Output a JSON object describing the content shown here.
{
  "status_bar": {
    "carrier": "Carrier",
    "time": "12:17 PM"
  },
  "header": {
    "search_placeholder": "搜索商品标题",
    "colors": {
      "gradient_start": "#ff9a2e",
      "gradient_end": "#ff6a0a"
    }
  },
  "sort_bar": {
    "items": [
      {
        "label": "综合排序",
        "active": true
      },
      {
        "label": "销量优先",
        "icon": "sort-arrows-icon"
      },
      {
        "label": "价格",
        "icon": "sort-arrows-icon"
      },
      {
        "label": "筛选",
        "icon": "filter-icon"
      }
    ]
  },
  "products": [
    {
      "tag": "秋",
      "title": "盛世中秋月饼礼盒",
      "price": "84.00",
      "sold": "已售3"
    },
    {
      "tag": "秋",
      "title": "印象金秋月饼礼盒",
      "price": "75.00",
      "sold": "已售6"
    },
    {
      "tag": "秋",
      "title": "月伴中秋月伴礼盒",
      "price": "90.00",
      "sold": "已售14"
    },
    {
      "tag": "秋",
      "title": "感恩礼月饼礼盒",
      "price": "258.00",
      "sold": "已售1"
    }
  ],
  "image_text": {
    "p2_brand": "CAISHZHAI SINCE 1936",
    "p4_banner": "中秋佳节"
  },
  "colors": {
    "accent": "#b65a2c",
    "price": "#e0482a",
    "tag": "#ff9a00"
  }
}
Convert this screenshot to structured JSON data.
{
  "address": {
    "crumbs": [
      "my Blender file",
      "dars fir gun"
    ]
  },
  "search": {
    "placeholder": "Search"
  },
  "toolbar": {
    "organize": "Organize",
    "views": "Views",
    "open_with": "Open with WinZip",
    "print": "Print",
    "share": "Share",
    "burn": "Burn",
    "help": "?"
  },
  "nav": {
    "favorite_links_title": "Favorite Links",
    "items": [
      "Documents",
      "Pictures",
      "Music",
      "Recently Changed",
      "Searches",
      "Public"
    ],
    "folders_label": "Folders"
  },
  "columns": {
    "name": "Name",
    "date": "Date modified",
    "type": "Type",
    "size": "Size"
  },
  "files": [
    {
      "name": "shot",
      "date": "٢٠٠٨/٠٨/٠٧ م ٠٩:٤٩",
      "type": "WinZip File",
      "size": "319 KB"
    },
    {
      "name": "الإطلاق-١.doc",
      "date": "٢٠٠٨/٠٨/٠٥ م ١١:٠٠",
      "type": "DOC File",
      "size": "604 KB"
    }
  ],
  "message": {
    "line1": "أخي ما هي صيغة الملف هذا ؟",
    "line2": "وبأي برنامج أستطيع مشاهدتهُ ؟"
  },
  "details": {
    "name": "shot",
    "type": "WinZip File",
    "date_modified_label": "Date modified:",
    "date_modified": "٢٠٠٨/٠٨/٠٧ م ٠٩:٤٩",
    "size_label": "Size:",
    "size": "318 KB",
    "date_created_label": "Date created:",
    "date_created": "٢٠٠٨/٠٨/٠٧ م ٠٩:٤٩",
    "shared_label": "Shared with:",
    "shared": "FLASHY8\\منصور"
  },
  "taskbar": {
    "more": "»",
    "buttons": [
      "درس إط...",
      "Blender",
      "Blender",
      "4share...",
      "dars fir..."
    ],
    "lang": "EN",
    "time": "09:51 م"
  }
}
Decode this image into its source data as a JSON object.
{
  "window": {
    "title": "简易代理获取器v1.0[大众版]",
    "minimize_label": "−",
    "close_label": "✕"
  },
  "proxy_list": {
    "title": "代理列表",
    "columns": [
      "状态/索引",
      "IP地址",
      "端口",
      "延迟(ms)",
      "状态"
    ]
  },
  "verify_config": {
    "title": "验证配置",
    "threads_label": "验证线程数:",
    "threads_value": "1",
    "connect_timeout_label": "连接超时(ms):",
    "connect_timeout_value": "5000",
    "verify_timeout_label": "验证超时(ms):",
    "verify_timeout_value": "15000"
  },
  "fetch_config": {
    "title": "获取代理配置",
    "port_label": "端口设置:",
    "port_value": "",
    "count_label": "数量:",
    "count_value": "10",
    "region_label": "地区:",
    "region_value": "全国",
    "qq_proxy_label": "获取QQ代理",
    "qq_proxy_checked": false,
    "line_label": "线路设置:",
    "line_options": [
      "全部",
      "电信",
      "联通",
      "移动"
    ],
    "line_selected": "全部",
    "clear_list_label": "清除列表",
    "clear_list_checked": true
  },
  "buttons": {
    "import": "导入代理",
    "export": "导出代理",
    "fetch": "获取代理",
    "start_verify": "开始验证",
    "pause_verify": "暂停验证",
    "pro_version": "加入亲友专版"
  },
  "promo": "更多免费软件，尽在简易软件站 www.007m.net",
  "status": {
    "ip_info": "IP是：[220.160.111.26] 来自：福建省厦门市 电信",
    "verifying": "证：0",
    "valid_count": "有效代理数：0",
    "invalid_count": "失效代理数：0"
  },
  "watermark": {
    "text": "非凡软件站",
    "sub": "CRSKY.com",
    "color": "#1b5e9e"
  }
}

▶ **What the task requires**: Repeat every entry word for word.

▶ **Reply to the exercise**:
Output a JSON object describing the content shown here.
{
  "status_bar": {
    "carrier": "Carrier",
    "time": "12:17 PM"
  },
  "header": {
    "search_placeholder": "搜索商品标题",
    "colors": {
      "gradient_start": "#ff9a2e",
      "gradient_end": "#ff6a0a"
    }
  },
  "sort_bar": {
    "items": [
      {
        "label": "综合排序",
        "active": true
      },
      {
        "label": "销量优先",
        "icon": "sort-arrows-icon"
      },
      {
        "label": "价格",
        "icon": "sort-arrows-icon"
      },
      {
        "label": "筛选",
        "icon": "filter-icon"
      }
    ]
  },
  "products": [
    {
      "tag": "秋",
      "title": "盛世中秋月饼礼盒",
      "price": "84.00",
      "sold": "已售3"
    },
    {
      "tag": "秋",
      "title": "印象金秋月饼礼盒",
      "price": "75.00",
      "sold": "已售6"
    },
    {
      "tag": "秋",
      "title": "月伴中秋月伴礼盒",
      "price": "90.00",
      "sold": "已售14"
    },
    {
      "tag": "秋",
      "title": "感恩礼月饼礼盒",
      "price": "258.00",
      "sold": "已售1"
    }
  ],
  "image_text": {
    "p2_brand": "CAISHZHAI SINCE 1936",
    "p4_banner": "中秋佳节"
  },
  "colors": {
    "accent": "#b65a2c",
    "price": "#e0482a",
    "tag": "#ff9a00"
  }
}
Convert this screenshot to structured JSON data.
{
  "address": {
    "crumbs": [
      "my Blender file",
      "dars fir gun"
    ]
  },
  "search": {
    "placeholder": "Search"
  },
  "toolbar": {
    "organize": "Organize",
    "views": "Views",
    "open_with": "Open with WinZip",
    "print": "Print",
    "share": "Share",
    "burn": "Burn",
    "help": "?"
  },
  "nav": {
    "favorite_links_title": "Favorite Links",
    "items": [
      "Documents",
      "Pictures",
      "Music",
      "Recently Changed",
      "Searches",
      "Public"
    ],
    "folders_label": "Folders"
  },
  "columns": {
    "name": "Name",
    "date": "Date modified",
    "type": "Type",
    "size": "Size"
  },
  "files": [
    {
      "name": "shot",
      "date": "٢٠٠٨/٠٨/٠٧ م ٠٩:٤٩",
      "type": "WinZip File",
      "size": "319 KB"
    },
    {
      "name": "الإطلاق-١.doc",
      "date": "٢٠٠٨/٠٨/٠٥ م ١١:٠٠",
      "type": "DOC File",
      "size": "604 KB"
    }
  ],
  "message": {
    "line1": "أخي ما هي صيغة الملف هذا ؟",
    "line2": "وبأي برنامج أستطيع مشاهدتهُ ؟"
  },
  "details": {
    "name": "shot",
    "type": "WinZip File",
    "date_modified_label": "Date modified:",
    "date_modified": "٢٠٠٨/٠٨/٠٧ م ٠٩:٤٩",
    "size_label": "Size:",
    "size": "318 KB",
    "date_created_label": "Date created:",
    "date_created": "٢٠٠٨/٠٨/٠٧ م ٠٩:٤٩",
    "shared_label": "Shared with:",
    "shared": "FLASHY8\\منصور"
  },
  "taskbar": {
    "more": "»",
    "buttons": [
      "درس إط...",
      "Blender",
      "Blender",
      "4share...",
      "dars fir..."
    ],
    "lang": "EN",
    "time": "09:51 م"
  }
}
Decode this image into its source data as a JSON object.
{
  "window": {
    "title": "简易代理获取器v1.0[大众版]",
    "minimize_label": "−",
    "close_label": "✕"
  },
  "proxy_list": {
    "title": "代理列表",
    "columns": [
      "状态/索引",
      "IP地址",
      "端口",
      "延迟(ms)",
      "状态"
    ]
  },
  "verify_config": {
    "title": "验证配置",
    "threads_label": "验证线程数:",
    "threads_value": "1",
    "connect_timeout_label": "连接超时(ms):",
    "connect_timeout_value": "5000",
    "verify_timeout_label": "验证超时(ms):",
    "verify_timeout_value": "15000"
  },
  "fetch_config": {
    "title": "获取代理配置",
    "port_label": "端口设置:",
    "port_value": "",
    "count_label": "数量:",
    "count_value": "10",
    "region_label": "地区:",
    "region_value": "全国",
    "qq_proxy_label": "获取QQ代理",
    "qq_proxy_checked": false,
    "line_label": "线路设置:",
    "line_options": [
      "全部",
      "电信",
      "联通",
      "移动"
    ],
    "line_selected": "全部",
    "clear_list_label": "清除列表",
    "clear_list_checked": true
  },
  "buttons": {
    "import": "导入代理",
    "export": "导出代理",
    "fetch": "获取代理",
    "start_verify": "开始验证",
    "pause_verify": "暂停验证",
    "pro_version": "加入亲友专版"
  },
  "promo": "更多免费软件，尽在简易软件站 www.007m.net",
  "status": {
    "ip_info": "IP是：[220.160.111.26] 来自：福建省厦门市 电信",
    "verifying": "证：0",
    "valid_count": "有效代理数：0",
    "invalid_count": "失效代理数：0"
  },
  "watermark": {
    "text": "非凡软件站",
    "sub": "CRSKY.com",
    "color": "#1b5e9e"
  }
}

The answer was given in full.